[Saved entries]

______________________________

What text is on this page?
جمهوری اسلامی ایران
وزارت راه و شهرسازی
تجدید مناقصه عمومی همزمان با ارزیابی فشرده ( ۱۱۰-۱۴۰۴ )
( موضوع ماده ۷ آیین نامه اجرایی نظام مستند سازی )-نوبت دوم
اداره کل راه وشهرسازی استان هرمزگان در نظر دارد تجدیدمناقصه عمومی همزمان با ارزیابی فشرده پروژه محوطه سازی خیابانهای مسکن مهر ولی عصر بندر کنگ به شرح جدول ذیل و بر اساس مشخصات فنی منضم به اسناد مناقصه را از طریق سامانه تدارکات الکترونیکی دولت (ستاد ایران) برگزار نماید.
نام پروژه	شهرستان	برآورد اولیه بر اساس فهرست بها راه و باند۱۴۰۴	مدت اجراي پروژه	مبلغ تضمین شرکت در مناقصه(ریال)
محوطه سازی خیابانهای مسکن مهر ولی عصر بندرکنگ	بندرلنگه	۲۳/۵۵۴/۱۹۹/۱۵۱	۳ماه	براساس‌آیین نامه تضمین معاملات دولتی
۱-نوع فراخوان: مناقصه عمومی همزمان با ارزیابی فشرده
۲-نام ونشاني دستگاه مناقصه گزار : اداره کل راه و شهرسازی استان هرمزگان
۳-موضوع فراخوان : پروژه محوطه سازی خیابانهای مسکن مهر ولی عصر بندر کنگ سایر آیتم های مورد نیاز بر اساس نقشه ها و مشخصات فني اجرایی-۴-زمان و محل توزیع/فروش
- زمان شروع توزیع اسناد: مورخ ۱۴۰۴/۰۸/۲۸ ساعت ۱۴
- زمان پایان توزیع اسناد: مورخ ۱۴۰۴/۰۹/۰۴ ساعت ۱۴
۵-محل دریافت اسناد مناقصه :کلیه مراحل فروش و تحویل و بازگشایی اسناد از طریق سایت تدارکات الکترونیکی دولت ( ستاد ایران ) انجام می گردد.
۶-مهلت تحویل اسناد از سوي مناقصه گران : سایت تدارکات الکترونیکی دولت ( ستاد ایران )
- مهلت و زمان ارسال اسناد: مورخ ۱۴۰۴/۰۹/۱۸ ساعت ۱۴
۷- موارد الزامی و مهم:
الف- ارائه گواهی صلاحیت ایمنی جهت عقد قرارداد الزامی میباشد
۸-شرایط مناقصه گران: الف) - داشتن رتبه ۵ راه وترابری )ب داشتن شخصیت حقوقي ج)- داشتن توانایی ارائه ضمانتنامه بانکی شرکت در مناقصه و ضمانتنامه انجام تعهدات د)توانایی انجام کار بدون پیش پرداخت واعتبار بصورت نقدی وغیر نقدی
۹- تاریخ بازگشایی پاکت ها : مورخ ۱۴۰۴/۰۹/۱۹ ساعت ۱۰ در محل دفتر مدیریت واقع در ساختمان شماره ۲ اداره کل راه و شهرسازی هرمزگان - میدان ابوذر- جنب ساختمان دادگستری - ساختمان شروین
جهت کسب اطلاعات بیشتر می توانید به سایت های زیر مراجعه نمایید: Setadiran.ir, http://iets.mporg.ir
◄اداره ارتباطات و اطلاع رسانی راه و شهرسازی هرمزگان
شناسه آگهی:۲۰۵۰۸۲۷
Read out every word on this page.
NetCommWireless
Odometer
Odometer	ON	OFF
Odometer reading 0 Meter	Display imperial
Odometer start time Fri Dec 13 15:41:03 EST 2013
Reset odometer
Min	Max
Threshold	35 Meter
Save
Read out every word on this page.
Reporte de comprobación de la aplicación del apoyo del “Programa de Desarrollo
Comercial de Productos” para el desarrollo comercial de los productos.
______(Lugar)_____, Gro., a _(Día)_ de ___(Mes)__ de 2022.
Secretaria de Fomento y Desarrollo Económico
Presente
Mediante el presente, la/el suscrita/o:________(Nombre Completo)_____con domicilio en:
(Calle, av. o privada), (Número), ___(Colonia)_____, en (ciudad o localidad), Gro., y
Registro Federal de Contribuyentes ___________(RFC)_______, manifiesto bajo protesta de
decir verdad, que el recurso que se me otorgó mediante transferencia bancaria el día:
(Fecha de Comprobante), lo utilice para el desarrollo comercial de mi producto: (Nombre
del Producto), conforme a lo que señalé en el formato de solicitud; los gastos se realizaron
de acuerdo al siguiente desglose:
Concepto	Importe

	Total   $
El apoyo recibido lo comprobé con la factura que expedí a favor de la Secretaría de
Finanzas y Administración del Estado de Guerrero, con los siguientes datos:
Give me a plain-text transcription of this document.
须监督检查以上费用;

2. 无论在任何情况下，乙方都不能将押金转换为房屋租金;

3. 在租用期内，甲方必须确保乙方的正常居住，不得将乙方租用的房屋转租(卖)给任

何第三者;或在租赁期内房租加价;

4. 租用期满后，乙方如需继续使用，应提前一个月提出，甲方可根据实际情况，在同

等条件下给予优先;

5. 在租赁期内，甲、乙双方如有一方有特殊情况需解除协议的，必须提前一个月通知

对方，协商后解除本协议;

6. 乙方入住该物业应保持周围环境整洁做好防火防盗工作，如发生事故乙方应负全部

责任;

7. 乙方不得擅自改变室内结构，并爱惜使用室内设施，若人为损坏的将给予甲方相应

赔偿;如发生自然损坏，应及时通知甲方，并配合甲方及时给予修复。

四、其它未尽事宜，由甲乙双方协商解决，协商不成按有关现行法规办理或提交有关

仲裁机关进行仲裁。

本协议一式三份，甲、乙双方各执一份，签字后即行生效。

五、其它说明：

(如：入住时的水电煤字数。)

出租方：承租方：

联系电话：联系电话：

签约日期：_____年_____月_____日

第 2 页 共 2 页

______________________________

→ **Exercise aim**
Keep only those lines of the records that hold "ساعت", and return them.

→ **Exercise output**
- زمان شروع توزیع اسناد: مورخ ۱۴۰۴/۰۸/۲۸ ساعت ۱۴
- زمان پایان توزیع اسناد: مورخ ۱۴۰۴/۰۹/۰۴ ساعت ۱۴
- مهلت و زمان ارسال اسناد: مورخ ۱۴۰۴/۰۹/۱۸ ساعت ۱۴
۹- تاریخ بازگشایی پاکت ها : مورخ ۱۴۰۴/۰۹/۱۹ ساعت ۱۰ در محل دفتر مدیریت واقع در ساختمان شماره ۲ اداره کل راه و شهرسازی هرمزگان - میدان ابوذر- جنب ساختمان دادگستری - ساختمان شروین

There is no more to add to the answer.